**DO THIS:** Write out all of the data exactly as it appears.

**Records excerpted from a collection:**
■ ■ ■ ■
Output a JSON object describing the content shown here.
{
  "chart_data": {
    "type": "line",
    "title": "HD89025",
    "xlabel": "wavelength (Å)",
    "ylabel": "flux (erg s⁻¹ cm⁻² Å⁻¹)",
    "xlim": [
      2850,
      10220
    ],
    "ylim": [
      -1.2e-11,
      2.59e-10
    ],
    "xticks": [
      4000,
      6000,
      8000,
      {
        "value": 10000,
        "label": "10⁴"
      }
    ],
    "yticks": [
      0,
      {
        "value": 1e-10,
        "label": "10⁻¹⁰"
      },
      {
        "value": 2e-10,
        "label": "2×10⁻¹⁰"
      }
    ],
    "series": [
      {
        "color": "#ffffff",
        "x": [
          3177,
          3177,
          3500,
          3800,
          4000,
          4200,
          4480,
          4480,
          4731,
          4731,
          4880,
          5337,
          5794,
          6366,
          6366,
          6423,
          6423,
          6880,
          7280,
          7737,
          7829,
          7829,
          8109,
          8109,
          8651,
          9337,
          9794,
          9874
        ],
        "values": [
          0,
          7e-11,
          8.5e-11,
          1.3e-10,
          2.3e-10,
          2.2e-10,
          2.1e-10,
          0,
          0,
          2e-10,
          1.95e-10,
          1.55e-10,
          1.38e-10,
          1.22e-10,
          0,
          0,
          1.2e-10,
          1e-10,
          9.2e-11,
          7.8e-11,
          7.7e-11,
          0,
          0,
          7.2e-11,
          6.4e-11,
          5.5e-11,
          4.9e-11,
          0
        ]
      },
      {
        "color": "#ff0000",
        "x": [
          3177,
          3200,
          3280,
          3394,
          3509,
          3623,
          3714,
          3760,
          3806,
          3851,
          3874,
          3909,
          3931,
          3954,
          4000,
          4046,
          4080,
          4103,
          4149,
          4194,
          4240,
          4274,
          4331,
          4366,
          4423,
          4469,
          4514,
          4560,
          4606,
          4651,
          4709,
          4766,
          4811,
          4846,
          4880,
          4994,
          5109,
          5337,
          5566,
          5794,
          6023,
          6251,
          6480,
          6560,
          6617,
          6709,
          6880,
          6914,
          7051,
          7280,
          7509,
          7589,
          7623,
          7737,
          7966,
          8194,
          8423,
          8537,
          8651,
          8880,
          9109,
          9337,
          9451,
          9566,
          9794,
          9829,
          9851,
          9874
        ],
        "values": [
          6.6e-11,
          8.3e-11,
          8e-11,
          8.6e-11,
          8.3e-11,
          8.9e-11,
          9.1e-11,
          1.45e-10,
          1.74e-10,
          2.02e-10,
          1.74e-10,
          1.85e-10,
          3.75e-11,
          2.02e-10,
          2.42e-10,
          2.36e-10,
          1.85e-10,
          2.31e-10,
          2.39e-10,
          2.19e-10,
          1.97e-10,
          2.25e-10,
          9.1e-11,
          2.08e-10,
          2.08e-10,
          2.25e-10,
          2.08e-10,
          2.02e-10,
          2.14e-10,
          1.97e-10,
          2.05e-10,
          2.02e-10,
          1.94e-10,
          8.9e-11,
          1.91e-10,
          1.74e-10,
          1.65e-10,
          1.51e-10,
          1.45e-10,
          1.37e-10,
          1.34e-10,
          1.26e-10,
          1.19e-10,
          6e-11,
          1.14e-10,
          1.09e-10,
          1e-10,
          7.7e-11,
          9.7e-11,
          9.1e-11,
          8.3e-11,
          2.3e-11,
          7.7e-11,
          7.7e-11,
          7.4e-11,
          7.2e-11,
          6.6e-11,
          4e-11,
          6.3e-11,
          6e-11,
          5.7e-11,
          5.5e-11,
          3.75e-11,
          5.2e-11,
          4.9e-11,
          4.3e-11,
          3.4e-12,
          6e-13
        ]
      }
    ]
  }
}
■ ■ ■ ■
**OUTPUT OF THE EXERCISE:**
Output a JSON object describing the content shown here.
{
  "chart_data": {
    "type": "line",
    "title": "HD89025",
    "xlabel": "wavelength (Å)",
    "ylabel": "flux (erg s⁻¹ cm⁻² Å⁻¹)",
    "xlim": [
      2850,
      10220
    ],
    "ylim": [
      -1.2e-11,
      2.59e-10
    ],
    "xticks": [
      4000,
      6000,
      8000,
      {
        "value": 10000,
        "label": "10⁴"
      }
    ],
    "yticks": [
      0,
      {
        "value": 1e-10,
        "label": "10⁻¹⁰"
      },
      {
        "value": 2e-10,
        "label": "2×10⁻¹⁰"
      }
    ],
    "series": [
      {
        "color": "#ffffff",
        "x": [
          3177,
          3177,
          3500,
          3800,
          4000,
          4200,
          4480,
          4480,
          4731,
          4731,
          4880,
          5337,
          5794,
          6366,
          6366,
          6423,
          6423,
          6880,
          7280,
          7737,
          7829,
          7829,
          8109,
          8109,
          8651,
          9337,
          9794,
          9874
        ],
        "values": [
          0,
          7e-11,
          8.5e-11,
          1.3e-10,
          2.3e-10,
          2.2e-10,
          2.1e-10,
          0,
          0,
          2e-10,
          1.95e-10,
          1.55e-10,
          1.38e-10,
          1.22e-10,
          0,
          0,
          1.2e-10,
          1e-10,
          9.2e-11,
          7.8e-11,
          7.7e-11,
          0,
          0,
          7.2e-11,
          6.4e-11,
          5.5e-11,
          4.9e-11,
          0
        ]
      },
      {
        "color": "#ff0000",
        "x": [
          3177,
          3200,
          3280,
          3394,
          3509,
          3623,
          3714,
          3760,
          3806,
          3851,
          3874,
          3909,
          3931,
          3954,
          4000,
          4046,
          4080,
          4103,
          4149,
          4194,
          4240,
          4274,
          4331,
          4366,
          4423,
          4469,
          4514,
          4560,
          4606,
          4651,
          4709,
          4766,
          4811,
          4846,
          4880,
          4994,
          5109,
          5337,
          5566,
          5794,
          6023,
          6251,
          6480,
          6560,
          6617,
          6709,
          6880,
          6914,
          7051,
          7280,
          7509,
          7589,
          7623,
          7737,
          7966,
          8194,
          8423,
          8537,
          8651,
          8880,
          9109,
          9337,
          9451,
          9566,
          9794,
          9829,
          9851,
          9874
        ],
        "values": [
          6.6e-11,
          8.3e-11,
          8e-11,
          8.6e-11,
          8.3e-11,
          8.9e-11,
          9.1e-11,
          1.45e-10,
          1.74e-10,
          2.02e-10,
          1.74e-10,
          1.85e-10,
          3.75e-11,
          2.02e-10,
          2.42e-10,
          2.36e-10,
          1.85e-10,
          2.31e-10,
          2.39e-10,
          2.19e-10,
          1.97e-10,
          2.25e-10,
          9.1e-11,
          2.08e-10,
          2.08e-10,
          2.25e-10,
          2.08e-10,
          2.02e-10,
          2.14e-10,
          1.97e-10,
          2.05e-10,
          2.02e-10,
          1.94e-10,
          8.9e-11,
          1.91e-10,
          1.74e-10,
          1.65e-10,
          1.51e-10,
          1.45e-10,
          1.37e-10,
          1.34e-10,
          1.26e-10,
          1.19e-10,
          6e-11,
          1.14e-10,
          1.09e-10,
          1e-10,
          7.7e-11,
          9.7e-11,
          9.1e-11,
          8.3e-11,
          2.3e-11,
          7.7e-11,
          7.7e-11,
          7.4e-11,
          7.2e-11,
          6.6e-11,
          4e-11,
          6.3e-11,
          6e-11,
          5.7e-11,
          5.5e-11,
          3.75e-11,
          5.2e-11,
          4.9e-11,
          4.3e-11,
          3.4e-12,
          6e-13
        ]
      }
    ]
  }
}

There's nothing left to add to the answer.